*DIRECTIVE*. Return the complete listing that follows, with each line reproduced exactly.

++++ EXERCISE INPUT

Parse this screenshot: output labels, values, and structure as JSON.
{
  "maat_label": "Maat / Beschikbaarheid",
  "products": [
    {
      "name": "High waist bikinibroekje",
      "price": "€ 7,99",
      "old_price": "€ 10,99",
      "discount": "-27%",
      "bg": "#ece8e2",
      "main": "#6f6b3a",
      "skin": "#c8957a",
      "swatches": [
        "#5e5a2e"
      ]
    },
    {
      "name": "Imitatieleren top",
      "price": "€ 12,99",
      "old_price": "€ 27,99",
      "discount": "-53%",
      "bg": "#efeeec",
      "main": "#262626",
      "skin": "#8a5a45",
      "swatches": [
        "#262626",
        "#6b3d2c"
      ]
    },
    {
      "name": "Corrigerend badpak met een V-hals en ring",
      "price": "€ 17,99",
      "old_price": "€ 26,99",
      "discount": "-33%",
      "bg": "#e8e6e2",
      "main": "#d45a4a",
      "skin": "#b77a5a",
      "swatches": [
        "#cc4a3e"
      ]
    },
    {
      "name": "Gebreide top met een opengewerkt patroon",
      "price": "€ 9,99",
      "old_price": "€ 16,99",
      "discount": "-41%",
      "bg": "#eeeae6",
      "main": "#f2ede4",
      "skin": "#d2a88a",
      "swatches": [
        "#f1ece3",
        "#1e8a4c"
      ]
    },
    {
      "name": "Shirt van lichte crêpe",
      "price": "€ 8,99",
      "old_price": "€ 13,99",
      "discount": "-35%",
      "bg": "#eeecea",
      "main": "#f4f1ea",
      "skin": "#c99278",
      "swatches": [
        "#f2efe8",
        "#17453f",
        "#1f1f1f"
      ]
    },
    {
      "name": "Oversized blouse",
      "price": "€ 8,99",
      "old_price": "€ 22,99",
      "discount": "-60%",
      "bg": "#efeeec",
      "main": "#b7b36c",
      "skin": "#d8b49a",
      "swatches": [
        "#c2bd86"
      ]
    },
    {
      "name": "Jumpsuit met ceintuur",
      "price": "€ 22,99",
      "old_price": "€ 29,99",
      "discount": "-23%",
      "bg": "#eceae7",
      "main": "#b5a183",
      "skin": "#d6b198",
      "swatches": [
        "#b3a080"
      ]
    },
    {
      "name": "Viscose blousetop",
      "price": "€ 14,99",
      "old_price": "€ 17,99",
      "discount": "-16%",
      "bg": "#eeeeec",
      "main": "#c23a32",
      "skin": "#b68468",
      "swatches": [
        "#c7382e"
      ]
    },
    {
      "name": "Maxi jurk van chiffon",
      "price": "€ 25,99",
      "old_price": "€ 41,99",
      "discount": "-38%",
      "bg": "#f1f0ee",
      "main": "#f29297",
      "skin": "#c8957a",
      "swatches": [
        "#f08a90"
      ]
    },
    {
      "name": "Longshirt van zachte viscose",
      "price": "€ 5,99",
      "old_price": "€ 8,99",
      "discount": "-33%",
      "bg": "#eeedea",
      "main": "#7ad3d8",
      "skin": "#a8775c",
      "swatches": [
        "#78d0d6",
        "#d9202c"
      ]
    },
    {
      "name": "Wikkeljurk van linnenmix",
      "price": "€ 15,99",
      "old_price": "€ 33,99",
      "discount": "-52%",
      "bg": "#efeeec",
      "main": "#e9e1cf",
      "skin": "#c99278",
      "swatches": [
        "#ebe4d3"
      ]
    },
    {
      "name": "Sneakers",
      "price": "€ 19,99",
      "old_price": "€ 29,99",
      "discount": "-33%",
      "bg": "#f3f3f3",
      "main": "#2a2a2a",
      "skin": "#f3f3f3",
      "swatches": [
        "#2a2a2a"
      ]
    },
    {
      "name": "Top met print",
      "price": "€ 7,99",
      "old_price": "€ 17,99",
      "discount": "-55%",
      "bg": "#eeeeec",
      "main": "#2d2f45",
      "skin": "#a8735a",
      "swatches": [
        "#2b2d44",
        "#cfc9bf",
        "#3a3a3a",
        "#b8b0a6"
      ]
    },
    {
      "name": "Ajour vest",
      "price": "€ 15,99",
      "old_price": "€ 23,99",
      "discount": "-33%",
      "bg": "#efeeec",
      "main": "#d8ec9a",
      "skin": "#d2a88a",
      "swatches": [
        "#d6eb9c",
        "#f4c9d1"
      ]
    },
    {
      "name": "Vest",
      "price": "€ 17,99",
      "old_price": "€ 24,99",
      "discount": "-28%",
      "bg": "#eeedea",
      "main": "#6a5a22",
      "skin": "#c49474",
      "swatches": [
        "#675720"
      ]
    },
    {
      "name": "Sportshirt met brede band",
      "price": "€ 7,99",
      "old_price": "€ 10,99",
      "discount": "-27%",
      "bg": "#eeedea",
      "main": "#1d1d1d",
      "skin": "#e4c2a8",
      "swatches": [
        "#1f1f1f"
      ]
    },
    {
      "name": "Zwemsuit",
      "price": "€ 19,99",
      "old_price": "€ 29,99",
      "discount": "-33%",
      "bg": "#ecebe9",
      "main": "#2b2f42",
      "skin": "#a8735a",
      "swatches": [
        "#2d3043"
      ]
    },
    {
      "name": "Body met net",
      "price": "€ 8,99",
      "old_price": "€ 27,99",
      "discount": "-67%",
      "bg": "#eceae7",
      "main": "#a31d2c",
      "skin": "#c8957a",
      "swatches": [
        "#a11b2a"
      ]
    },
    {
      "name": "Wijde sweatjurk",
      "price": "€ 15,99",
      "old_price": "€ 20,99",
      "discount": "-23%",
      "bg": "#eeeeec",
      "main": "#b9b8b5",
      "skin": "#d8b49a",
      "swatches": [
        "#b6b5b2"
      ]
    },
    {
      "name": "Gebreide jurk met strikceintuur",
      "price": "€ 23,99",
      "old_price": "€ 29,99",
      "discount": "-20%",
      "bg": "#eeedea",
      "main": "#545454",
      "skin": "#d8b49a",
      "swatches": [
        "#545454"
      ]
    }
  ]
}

++++++++

*THE RESULT*.
Parse this screenshot: output labels, values, and structure as JSON.
{
  "maat_label": "Maat / Beschikbaarheid",
  "products": [
    {
      "name": "High waist bikinibroekje",
      "price": "€ 7,99",
      "old_price": "€ 10,99",
      "discount": "-27%",
      "bg": "#ece8e2",
      "main": "#6f6b3a",
      "skin": "#c8957a",
      "swatches": [
        "#5e5a2e"
      ]
    },
    {
      "name": "Imitatieleren top",
      "price": "€ 12,99",
      "old_price": "€ 27,99",
      "discount": "-53%",
      "bg": "#efeeec",
      "main": "#262626",
      "skin": "#8a5a45",
      "swatches": [
        "#262626",
        "#6b3d2c"
      ]
    },
    {
      "name": "Corrigerend badpak met een V-hals en ring",
      "price": "€ 17,99",
      "old_price": "€ 26,99",
      "discount": "-33%",
      "bg": "#e8e6e2",
      "main": "#d45a4a",
      "skin": "#b77a5a",
      "swatches": [
        "#cc4a3e"
      ]
    },
    {
      "name": "Gebreide top met een opengewerkt patroon",
      "price": "€ 9,99",
      "old_price": "€ 16,99",
      "discount": "-41%",
      "bg": "#eeeae6",
      "main": "#f2ede4",
      "skin": "#d2a88a",
      "swatches": [
        "#f1ece3",
        "#1e8a4c"
      ]
    },
    {
      "name": "Shirt van lichte crêpe",
      "price": "€ 8,99",
      "old_price": "€ 13,99",
      "discount": "-35%",
      "bg": "#eeecea",
      "main": "#f4f1ea",
      "skin": "#c99278",
      "swatches": [
        "#f2efe8",
        "#17453f",
        "#1f1f1f"
      ]
    },
    {
      "name": "Oversized blouse",
      "price": "€ 8,99",
      "old_price": "€ 22,99",
      "discount": "-60%",
      "bg": "#efeeec",
      "main": "#b7b36c",
      "skin": "#d8b49a",
      "swatches": [
        "#c2bd86"
      ]
    },
    {
      "name": "Jumpsuit met ceintuur",
      "price": "€ 22,99",
      "old_price": "€ 29,99",
      "discount": "-23%",
      "bg": "#eceae7",
      "main": "#b5a183",
      "skin": "#d6b198",
      "swatches": [
        "#b3a080"
      ]
    },
    {
      "name": "Viscose blousetop",
      "price": "€ 14,99",
      "old_price": "€ 17,99",
      "discount": "-16%",
      "bg": "#eeeeec",
      "main": "#c23a32",
      "skin": "#b68468",
      "swatches": [
        "#c7382e"
      ]
    },
    {
      "name": "Maxi jurk van chiffon",
      "price": "€ 25,99",
      "old_price": "€ 41,99",
      "discount": "-38%",
      "bg": "#f1f0ee",
      "main": "#f29297",
      "skin": "#c8957a",
      "swatches": [
        "#f08a90"
      ]
    },
    {
      "name": "Longshirt van zachte viscose",
      "price": "€ 5,99",
      "old_price": "€ 8,99",
      "discount": "-33%",
      "bg": "#eeedea",
      "main": "#7ad3d8",
      "skin": "#a8775c",
      "swatches": [
        "#78d0d6",
        "#d9202c"
      ]
    },
    {
      "name": "Wikkeljurk van linnenmix",
      "price": "€ 15,99",
      "old_price": "€ 33,99",
      "discount": "-52%",
      "bg": "#efeeec",
      "main": "#e9e1cf",
      "skin": "#c99278",
      "swatches": [
        "#ebe4d3"
      ]
    },
    {
      "name": "Sneakers",
      "price": "€ 19,99",
      "old_price": "€ 29,99",
      "discount": "-33%",
      "bg": "#f3f3f3",
      "main": "#2a2a2a",
      "skin": "#f3f3f3",
      "swatches": [
        "#2a2a2a"
      ]
    },
    {
      "name": "Top met print",
      "price": "€ 7,99",
      "old_price": "€ 17,99",
      "discount": "-55%",
      "bg": "#eeeeec",
      "main": "#2d2f45",
      "skin": "#a8735a",
      "swatches": [
        "#2b2d44",
        "#cfc9bf",
        "#3a3a3a",
        "#b8b0a6"
      ]
    },
    {
      "name": "Ajour vest",
      "price": "€ 15,99",
      "old_price": "€ 23,99",
      "discount": "-33%",
      "bg": "#efeeec",
      "main": "#d8ec9a",
      "skin": "#d2a88a",
      "swatches": [
        "#d6eb9c",
        "#f4c9d1"
      ]
    },
    {
      "name": "Vest",
      "price": "€ 17,99",
      "old_price": "€ 24,99",
      "discount": "-28%",
      "bg": "#eeedea",
      "main": "#6a5a22",
      "skin": "#c49474",
      "swatches": [
        "#675720"
      ]
    },
    {
      "name": "Sportshirt met brede band",
      "price": "€ 7,99",
      "old_price": "€ 10,99",
      "discount": "-27%",
      "bg": "#eeedea",
      "main": "#1d1d1d",
      "skin": "#e4c2a8",
      "swatches": [
        "#1f1f1f"
      ]
    },
    {
      "name": "Zwemsuit",
      "price": "€ 19,99",
      "old_price": "€ 29,99",
      "discount": "-33%",
      "bg": "#ecebe9",
      "main": "#2b2f42",
      "skin": "#a8735a",
      "swatches": [
        "#2d3043"
      ]
    },
    {
      "name": "Body met net",
      "price": "€ 8,99",
      "old_price": "€ 27,99",
      "discount": "-67%",
      "bg": "#eceae7",
      "main": "#a31d2c",
      "skin": "#c8957a",
      "swatches": [
        "#a11b2a"
      ]
    },
    {
      "name": "Wijde sweatjurk",
      "price": "€ 15,99",
      "old_price": "€ 20,99",
      "discount": "-23%",
      "bg": "#eeeeec",
      "main": "#b9b8b5",
      "skin": "#d8b49a",
      "swatches": [
        "#b6b5b2"
      ]
    },
    {
      "name": "Gebreide jurk met strikceintuur",
      "price": "€ 23,99",
      "old_price": "€ 29,99",
      "discount": "-20%",
      "bg": "#eeedea",
      "main": "#545454",
      "skin": "#d8b49a",
      "swatches": [
        "#545454"
      ]
    }
  ]
}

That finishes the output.